* PROBLEM:
What follows is a listing. Return every line of it exactly.

* PROVIDED INFORMATION:

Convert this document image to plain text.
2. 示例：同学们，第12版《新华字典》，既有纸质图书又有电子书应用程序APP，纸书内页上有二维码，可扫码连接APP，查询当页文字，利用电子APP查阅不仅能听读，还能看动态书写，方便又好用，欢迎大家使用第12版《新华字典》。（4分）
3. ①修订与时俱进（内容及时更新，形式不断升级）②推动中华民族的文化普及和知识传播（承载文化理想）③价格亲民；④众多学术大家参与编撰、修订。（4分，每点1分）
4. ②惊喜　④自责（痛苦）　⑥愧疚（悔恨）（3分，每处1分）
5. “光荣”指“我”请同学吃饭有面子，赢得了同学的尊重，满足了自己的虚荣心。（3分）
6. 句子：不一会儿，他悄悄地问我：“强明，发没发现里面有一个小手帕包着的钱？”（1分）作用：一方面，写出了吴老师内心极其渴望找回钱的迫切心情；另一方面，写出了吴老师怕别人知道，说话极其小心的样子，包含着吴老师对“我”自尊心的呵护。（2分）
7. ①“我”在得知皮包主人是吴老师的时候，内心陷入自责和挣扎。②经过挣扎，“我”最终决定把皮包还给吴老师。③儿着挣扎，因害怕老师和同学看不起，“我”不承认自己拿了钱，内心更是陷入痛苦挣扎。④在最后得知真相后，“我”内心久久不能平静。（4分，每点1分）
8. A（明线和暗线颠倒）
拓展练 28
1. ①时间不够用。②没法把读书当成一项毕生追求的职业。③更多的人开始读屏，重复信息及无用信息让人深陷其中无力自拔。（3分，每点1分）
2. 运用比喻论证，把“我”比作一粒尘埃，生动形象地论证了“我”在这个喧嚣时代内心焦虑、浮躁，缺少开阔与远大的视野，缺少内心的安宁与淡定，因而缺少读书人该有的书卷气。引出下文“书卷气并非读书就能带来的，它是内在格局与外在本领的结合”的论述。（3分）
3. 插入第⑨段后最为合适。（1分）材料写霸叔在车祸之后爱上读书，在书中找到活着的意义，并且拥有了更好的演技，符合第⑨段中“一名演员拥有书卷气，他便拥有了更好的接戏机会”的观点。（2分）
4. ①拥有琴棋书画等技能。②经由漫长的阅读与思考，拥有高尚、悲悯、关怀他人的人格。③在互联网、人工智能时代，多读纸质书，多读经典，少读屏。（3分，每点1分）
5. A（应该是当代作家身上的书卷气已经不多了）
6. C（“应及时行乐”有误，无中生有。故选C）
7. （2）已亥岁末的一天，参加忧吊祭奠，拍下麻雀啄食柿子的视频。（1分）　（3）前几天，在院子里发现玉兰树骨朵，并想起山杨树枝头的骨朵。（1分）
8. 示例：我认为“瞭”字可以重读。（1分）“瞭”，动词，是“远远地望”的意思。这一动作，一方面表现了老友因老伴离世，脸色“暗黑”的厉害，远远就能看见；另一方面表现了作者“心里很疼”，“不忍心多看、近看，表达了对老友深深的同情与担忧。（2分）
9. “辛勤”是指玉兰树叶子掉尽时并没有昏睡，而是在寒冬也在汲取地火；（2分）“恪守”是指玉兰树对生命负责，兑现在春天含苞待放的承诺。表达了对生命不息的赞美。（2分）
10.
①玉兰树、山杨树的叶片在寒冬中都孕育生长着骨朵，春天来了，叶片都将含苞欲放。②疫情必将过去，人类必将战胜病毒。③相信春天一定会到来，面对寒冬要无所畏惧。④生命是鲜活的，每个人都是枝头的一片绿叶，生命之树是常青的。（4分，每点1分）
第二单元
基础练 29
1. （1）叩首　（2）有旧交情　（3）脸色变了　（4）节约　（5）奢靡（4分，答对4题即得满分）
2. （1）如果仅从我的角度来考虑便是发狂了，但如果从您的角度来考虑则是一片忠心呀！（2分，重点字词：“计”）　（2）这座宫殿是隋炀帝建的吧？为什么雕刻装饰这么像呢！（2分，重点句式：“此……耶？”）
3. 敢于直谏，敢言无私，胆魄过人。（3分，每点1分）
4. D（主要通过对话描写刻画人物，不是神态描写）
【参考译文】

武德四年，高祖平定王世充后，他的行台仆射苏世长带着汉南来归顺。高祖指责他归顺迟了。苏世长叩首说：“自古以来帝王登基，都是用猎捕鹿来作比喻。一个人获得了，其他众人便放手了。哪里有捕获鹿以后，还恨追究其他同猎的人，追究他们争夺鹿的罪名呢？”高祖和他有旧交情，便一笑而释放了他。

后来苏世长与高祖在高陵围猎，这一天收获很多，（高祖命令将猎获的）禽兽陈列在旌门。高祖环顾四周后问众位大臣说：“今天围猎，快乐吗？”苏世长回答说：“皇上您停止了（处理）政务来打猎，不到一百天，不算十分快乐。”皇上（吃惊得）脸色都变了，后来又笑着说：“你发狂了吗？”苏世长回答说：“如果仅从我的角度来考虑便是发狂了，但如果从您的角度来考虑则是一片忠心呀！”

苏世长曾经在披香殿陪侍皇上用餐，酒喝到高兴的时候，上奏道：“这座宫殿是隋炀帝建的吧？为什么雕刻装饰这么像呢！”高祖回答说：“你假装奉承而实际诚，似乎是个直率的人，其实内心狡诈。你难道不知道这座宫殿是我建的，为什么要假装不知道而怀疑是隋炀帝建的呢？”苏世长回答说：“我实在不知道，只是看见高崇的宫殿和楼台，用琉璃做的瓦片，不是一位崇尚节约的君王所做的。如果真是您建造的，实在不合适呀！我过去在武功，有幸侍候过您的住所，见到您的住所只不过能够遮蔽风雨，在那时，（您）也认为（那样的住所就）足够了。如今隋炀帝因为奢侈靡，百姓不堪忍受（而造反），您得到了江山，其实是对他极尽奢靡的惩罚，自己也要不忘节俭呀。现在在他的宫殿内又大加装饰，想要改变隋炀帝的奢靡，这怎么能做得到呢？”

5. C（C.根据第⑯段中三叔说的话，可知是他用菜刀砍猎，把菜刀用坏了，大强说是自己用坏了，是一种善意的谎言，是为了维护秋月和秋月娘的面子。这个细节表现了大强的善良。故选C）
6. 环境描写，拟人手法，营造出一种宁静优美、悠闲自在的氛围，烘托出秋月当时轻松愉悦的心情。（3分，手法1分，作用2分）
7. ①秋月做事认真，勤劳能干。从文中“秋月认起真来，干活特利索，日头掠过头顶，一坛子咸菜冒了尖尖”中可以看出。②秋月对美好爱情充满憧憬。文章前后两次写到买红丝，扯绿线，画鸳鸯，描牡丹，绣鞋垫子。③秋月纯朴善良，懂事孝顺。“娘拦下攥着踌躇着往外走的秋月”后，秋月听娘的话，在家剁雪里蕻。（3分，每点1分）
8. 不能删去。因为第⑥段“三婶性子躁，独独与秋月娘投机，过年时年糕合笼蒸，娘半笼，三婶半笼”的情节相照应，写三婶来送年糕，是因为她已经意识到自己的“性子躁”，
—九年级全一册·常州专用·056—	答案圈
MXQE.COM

* CORRECT ANSWER:
Convert this document image to plain text.
2. 示例：同学们，第12版《新华字典》，既有纸质图书又有电子书应用程序APP，纸书内页上有二维码，可扫码连接APP，查询当页文字，利用电子APP查阅不仅能听读，还能看动态书写，方便又好用，欢迎大家使用第12版《新华字典》。（4分）
3. ①修订与时俱进（内容及时更新，形式不断升级）②推动中华民族的文化普及和知识传播（承载文化理想）③价格亲民；④众多学术大家参与编撰、修订。（4分，每点1分）
4. ②惊喜　④自责（痛苦）　⑥愧疚（悔恨）（3分，每处1分）
5. “光荣”指“我”请同学吃饭有面子，赢得了同学的尊重，满足了自己的虚荣心。（3分）
6. 句子：不一会儿，他悄悄地问我：“强明，发没发现里面有一个小手帕包着的钱？”（1分）作用：一方面，写出了吴老师内心极其渴望找回钱的迫切心情；另一方面，写出了吴老师怕别人知道，说话极其小心的样子，包含着吴老师对“我”自尊心的呵护。（2分）
7. ①“我”在得知皮包主人是吴老师的时候，内心陷入自责和挣扎。②经过挣扎，“我”最终决定把皮包还给吴老师。③儿着挣扎，因害怕老师和同学看不起，“我”不承认自己拿了钱，内心更是陷入痛苦挣扎。④在最后得知真相后，“我”内心久久不能平静。（4分，每点1分）
8. A（明线和暗线颠倒）
拓展练 28
1. ①时间不够用。②没法把读书当成一项毕生追求的职业。③更多的人开始读屏，重复信息及无用信息让人深陷其中无力自拔。（3分，每点1分）
2. 运用比喻论证，把“我”比作一粒尘埃，生动形象地论证了“我”在这个喧嚣时代内心焦虑、浮躁，缺少开阔与远大的视野，缺少内心的安宁与淡定，因而缺少读书人该有的书卷气。引出下文“书卷气并非读书就能带来的，它是内在格局与外在本领的结合”的论述。（3分）
3. 插入第⑨段后最为合适。（1分）材料写霸叔在车祸之后爱上读书，在书中找到活着的意义，并且拥有了更好的演技，符合第⑨段中“一名演员拥有书卷气，他便拥有了更好的接戏机会”的观点。（2分）
4. ①拥有琴棋书画等技能。②经由漫长的阅读与思考，拥有高尚、悲悯、关怀他人的人格。③在互联网、人工智能时代，多读纸质书，多读经典，少读屏。（3分，每点1分）
5. A（应该是当代作家身上的书卷气已经不多了）
6. C（“应及时行乐”有误，无中生有。故选C）
7. （2）已亥岁末的一天，参加忧吊祭奠，拍下麻雀啄食柿子的视频。（1分）　（3）前几天，在院子里发现玉兰树骨朵，并想起山杨树枝头的骨朵。（1分）
8. 示例：我认为“瞭”字可以重读。（1分）“瞭”，动词，是“远远地望”的意思。这一动作，一方面表现了老友因老伴离世，脸色“暗黑”的厉害，远远就能看见；另一方面表现了作者“心里很疼”，“不忍心多看、近看，表达了对老友深深的同情与担忧。（2分）
9. “辛勤”是指玉兰树叶子掉尽时并没有昏睡，而是在寒冬也在汲取地火；（2分）“恪守”是指玉兰树对生命负责，兑现在春天含苞待放的承诺。表达了对生命不息的赞美。（2分）
10.
①玉兰树、山杨树的叶片在寒冬中都孕育生长着骨朵，春天来了，叶片都将含苞欲放。②疫情必将过去，人类必将战胜病毒。③相信春天一定会到来，面对寒冬要无所畏惧。④生命是鲜活的，每个人都是枝头的一片绿叶，生命之树是常青的。（4分，每点1分）
第二单元
基础练 29
1. （1）叩首　（2）有旧交情　（3）脸色变了　（4）节约　（5）奢靡（4分，答对4题即得满分）
2. （1）如果仅从我的角度来考虑便是发狂了，但如果从您的角度来考虑则是一片忠心呀！（2分，重点字词：“计”）　（2）这座宫殿是隋炀帝建的吧？为什么雕刻装饰这么像呢！（2分，重点句式：“此……耶？”）
3. 敢于直谏，敢言无私，胆魄过人。（3分，每点1分）
4. D（主要通过对话描写刻画人物，不是神态描写）
【参考译文】

武德四年，高祖平定王世充后，他的行台仆射苏世长带着汉南来归顺。高祖指责他归顺迟了。苏世长叩首说：“自古以来帝王登基，都是用猎捕鹿来作比喻。一个人获得了，其他众人便放手了。哪里有捕获鹿以后，还恨追究其他同猎的人，追究他们争夺鹿的罪名呢？”高祖和他有旧交情，便一笑而释放了他。

后来苏世长与高祖在高陵围猎，这一天收获很多，（高祖命令将猎获的）禽兽陈列在旌门。高祖环顾四周后问众位大臣说：“今天围猎，快乐吗？”苏世长回答说：“皇上您停止了（处理）政务来打猎，不到一百天，不算十分快乐。”皇上（吃惊得）脸色都变了，后来又笑着说：“你发狂了吗？”苏世长回答说：“如果仅从我的角度来考虑便是发狂了，但如果从您的角度来考虑则是一片忠心呀！”

苏世长曾经在披香殿陪侍皇上用餐，酒喝到高兴的时候，上奏道：“这座宫殿是隋炀帝建的吧？为什么雕刻装饰这么像呢！”高祖回答说：“你假装奉承而实际诚，似乎是个直率的人，其实内心狡诈。你难道不知道这座宫殿是我建的，为什么要假装不知道而怀疑是隋炀帝建的呢？”苏世长回答说：“我实在不知道，只是看见高崇的宫殿和楼台，用琉璃做的瓦片，不是一位崇尚节约的君王所做的。如果真是您建造的，实在不合适呀！我过去在武功，有幸侍候过您的住所，见到您的住所只不过能够遮蔽风雨，在那时，（您）也认为（那样的住所就）足够了。如今隋炀帝因为奢侈靡，百姓不堪忍受（而造反），您得到了江山，其实是对他极尽奢靡的惩罚，自己也要不忘节俭呀。现在在他的宫殿内又大加装饰，想要改变隋炀帝的奢靡，这怎么能做得到呢？”

5. C（C.根据第⑯段中三叔说的话，可知是他用菜刀砍猎，把菜刀用坏了，大强说是自己用坏了，是一种善意的谎言，是为了维护秋月和秋月娘的面子。这个细节表现了大强的善良。故选C）
6. 环境描写，拟人手法，营造出一种宁静优美、悠闲自在的氛围，烘托出秋月当时轻松愉悦的心情。（3分，手法1分，作用2分）
7. ①秋月做事认真，勤劳能干。从文中“秋月认起真来，干活特利索，日头掠过头顶，一坛子咸菜冒了尖尖”中可以看出。②秋月对美好爱情充满憧憬。文章前后两次写到买红丝，扯绿线，画鸳鸯，描牡丹，绣鞋垫子。③秋月纯朴善良，懂事孝顺。“娘拦下攥着踌躇着往外走的秋月”后，秋月听娘的话，在家剁雪里蕻。（3分，每点1分）
8. 不能删去。因为第⑥段“三婶性子躁，独独与秋月娘投机，过年时年糕合笼蒸，娘半笼，三婶半笼”的情节相照应，写三婶来送年糕，是因为她已经意识到自己的“性子躁”，
—九年级全一册·常州专用·056—	答案圈
MXQE.COM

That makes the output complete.